- [Material shown]
=-=-=
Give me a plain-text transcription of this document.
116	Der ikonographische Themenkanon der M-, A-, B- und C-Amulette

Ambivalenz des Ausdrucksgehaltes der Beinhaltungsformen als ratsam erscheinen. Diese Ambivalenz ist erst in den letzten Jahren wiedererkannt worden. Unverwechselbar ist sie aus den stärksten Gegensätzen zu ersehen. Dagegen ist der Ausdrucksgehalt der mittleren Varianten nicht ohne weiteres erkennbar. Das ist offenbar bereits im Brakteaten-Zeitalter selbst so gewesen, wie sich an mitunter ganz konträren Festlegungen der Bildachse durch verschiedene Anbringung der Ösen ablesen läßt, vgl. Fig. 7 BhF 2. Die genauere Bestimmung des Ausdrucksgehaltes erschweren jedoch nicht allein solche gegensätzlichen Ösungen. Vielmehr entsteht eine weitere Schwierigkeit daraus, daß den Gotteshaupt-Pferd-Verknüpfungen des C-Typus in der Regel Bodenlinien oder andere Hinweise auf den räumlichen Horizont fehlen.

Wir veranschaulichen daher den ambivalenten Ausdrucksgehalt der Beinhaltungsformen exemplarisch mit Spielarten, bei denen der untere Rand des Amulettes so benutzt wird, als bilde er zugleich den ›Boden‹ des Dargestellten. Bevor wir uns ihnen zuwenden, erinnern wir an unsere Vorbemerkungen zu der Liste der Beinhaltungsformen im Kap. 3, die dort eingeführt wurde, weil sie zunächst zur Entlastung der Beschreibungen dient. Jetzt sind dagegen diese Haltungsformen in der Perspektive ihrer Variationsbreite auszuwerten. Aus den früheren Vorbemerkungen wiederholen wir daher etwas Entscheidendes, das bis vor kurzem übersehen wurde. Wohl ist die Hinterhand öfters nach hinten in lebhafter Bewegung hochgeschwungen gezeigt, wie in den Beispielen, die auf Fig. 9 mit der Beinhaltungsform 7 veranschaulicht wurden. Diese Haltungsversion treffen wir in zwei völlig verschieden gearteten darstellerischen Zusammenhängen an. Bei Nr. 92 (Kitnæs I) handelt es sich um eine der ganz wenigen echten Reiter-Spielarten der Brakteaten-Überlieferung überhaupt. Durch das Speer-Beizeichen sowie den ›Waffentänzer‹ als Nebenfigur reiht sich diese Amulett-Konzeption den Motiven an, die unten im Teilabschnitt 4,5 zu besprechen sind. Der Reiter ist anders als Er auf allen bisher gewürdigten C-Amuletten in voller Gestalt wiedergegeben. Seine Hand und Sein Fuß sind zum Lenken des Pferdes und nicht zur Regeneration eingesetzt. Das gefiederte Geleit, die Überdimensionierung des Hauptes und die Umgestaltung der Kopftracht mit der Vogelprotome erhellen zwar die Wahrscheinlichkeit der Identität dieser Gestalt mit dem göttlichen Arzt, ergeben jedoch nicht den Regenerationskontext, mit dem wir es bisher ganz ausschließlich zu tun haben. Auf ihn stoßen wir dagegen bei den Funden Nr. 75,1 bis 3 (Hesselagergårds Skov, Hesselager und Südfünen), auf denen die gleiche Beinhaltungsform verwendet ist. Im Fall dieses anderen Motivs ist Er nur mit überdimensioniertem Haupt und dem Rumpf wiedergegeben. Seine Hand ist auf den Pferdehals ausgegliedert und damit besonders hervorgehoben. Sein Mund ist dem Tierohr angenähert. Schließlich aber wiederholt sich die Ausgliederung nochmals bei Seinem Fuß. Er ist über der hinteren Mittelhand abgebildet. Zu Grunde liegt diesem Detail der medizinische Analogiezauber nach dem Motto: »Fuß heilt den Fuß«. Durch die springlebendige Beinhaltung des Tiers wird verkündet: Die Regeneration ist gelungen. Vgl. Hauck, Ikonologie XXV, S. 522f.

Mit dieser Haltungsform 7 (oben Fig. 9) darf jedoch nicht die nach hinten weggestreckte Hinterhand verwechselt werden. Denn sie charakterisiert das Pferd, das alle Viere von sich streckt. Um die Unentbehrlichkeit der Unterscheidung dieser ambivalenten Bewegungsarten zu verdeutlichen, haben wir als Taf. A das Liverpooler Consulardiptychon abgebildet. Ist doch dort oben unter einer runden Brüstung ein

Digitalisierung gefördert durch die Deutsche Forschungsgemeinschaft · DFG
=-=-=
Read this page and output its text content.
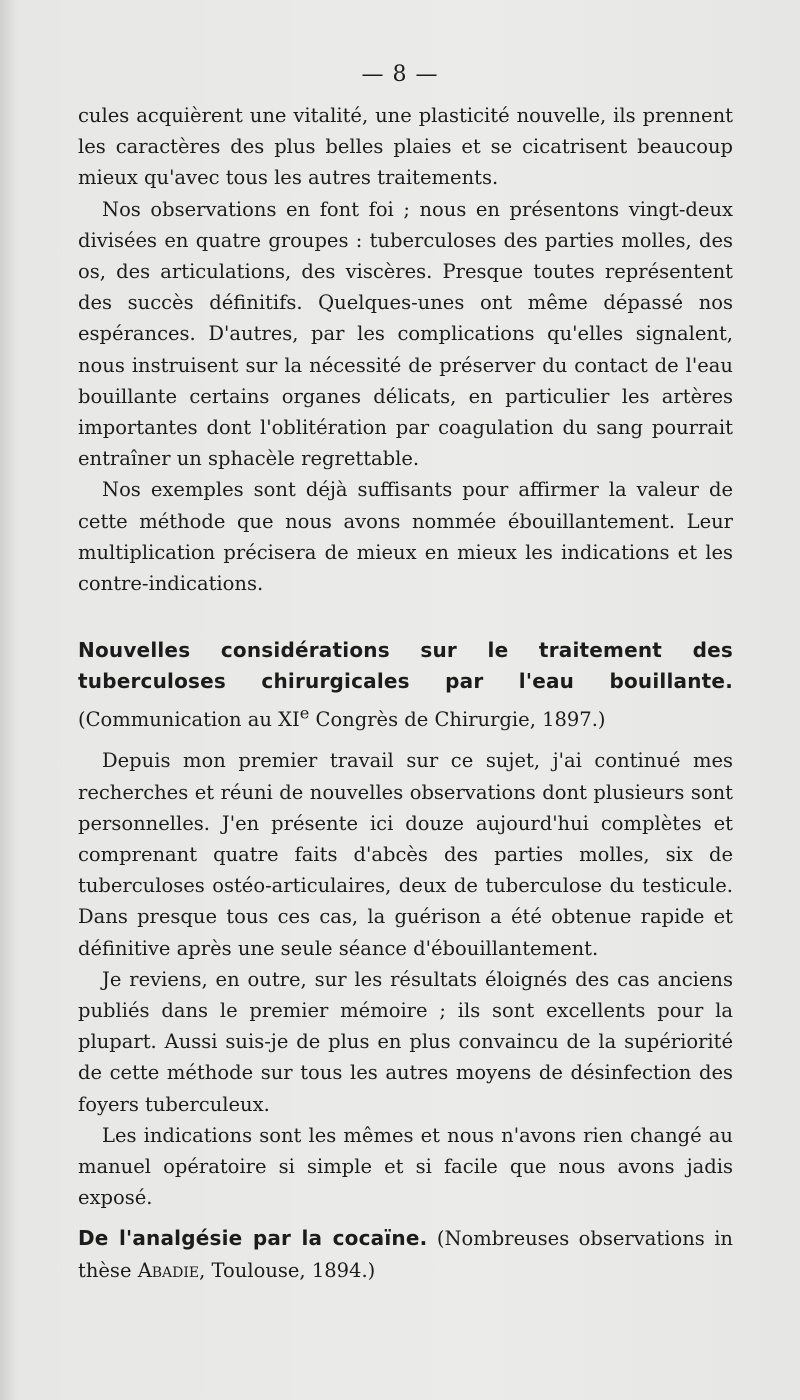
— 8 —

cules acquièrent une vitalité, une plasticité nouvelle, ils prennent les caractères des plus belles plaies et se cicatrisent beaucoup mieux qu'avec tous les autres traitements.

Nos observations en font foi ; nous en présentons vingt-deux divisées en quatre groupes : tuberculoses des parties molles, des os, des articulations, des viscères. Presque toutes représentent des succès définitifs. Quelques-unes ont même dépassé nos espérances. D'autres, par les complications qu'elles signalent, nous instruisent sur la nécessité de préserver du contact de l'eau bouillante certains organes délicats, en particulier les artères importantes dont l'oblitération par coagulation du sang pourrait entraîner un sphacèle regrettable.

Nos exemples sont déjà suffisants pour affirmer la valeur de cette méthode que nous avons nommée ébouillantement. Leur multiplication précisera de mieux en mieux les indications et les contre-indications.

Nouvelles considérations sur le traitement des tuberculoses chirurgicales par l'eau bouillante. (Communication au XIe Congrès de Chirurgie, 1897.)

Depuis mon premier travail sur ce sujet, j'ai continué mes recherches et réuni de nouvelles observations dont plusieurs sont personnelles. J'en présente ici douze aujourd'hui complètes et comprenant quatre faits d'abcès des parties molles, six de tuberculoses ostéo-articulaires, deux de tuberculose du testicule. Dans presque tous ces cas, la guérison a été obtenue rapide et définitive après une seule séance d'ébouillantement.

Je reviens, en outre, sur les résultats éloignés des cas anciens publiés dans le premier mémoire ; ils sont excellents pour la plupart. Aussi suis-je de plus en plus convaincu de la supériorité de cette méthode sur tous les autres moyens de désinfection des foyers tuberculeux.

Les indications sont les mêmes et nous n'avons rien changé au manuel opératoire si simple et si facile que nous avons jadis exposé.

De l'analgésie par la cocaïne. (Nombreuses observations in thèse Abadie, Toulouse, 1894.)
=-=-=
Return all the lines that contain the string "molles".

Nos observations en font foi ; nous en présentons vingt-deux divisées en quatre groupes : tuberculoses des parties molles, des os, des articulations, des viscères. Presque toutes représentent des succès définitifs. Quelques-unes ont même dépassé nos espérances. D'autres, par les complications qu'elles signalent, nous instruisent sur la nécessité de préserver du contact de l'eau bouillante certains organes délicats, en particulier les artères importantes dont l'oblitération par coagulation du sang pourrait entraîner un sphacèle regrettable.
Depuis mon premier travail sur ce sujet, j'ai continué mes recherches et réuni de nouvelles observations dont plusieurs sont personnelles. J'en présente ici douze aujourd'hui complètes et comprenant quatre faits d'abcès des parties molles, six de tuberculoses ostéo-articulaires, deux de tuberculose du testicule. Dans presque tous ces cas, la guérison a été obtenue rapide et définitive après une seule séance d'ébouillantement.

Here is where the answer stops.